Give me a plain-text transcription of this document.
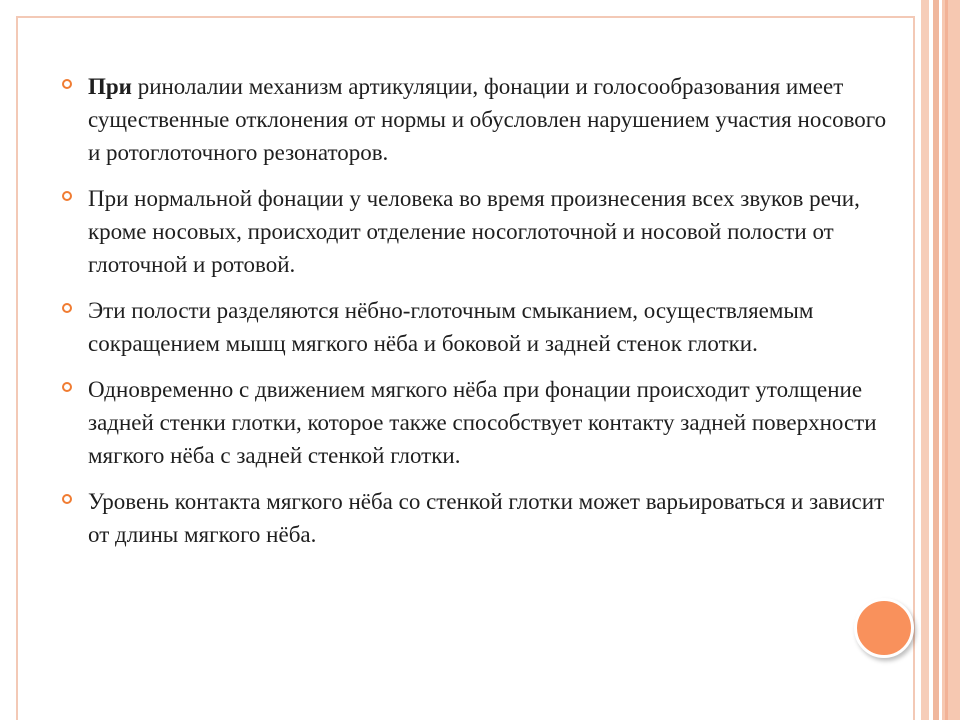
При ринолалии механизм артикуляции, фонации и голосообразования имеет существенные отклонения от нормы и обусловлен нарушением участия носового и ротоглоточного резонаторов.
При нормальной фонации у человека во время произнесения всех звуков речи, кроме носовых, происходит отделение носоглоточной и носовой полости от глоточной и ротовой.
Эти полости разделяются нёбно-глоточным смыканием, осуществляемым сокращением мышц мягкого нёба и боковой и задней стенок глотки.
Одновременно с движением мягкого нёба при фонации происходит утолщение задней стенки глотки, которое также способствует контакту задней поверхности мягкого нёба с задней стенкой глотки.
Уровень контакта мягкого нёба со стенкой глотки может варьироваться и зависит от длины мягкого нёба.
————————
TO BE DONE: Transcribe the full listing above exactly, with the images removed.

SOLUTION FOR THIS EXERCISE:
Give me a plain-text transcription of this document.
При ринолалии механизм артикуляции, фонации и голосообразования имеет существенные отклонения от нормы и обусловлен нарушением участия носового и ротоглоточного резонаторов.
При нормальной фонации у человека во время произнесения всех звуков речи, кроме носовых, происходит отделение носоглоточной и носовой полости от глоточной и ротовой.
Эти полости разделяются нёбно-глоточным смыканием, осуществляемым сокращением мышц мягкого нёба и боковой и задней стенок глотки.
Одновременно с движением мягкого нёба при фонации происходит утолщение задней стенки глотки, которое также способствует контакту задней поверхности мягкого нёба с задней стенкой глотки.
Уровень контакта мягкого нёба со стенкой глотки может варьироваться и зависит от длины мягкого нёба.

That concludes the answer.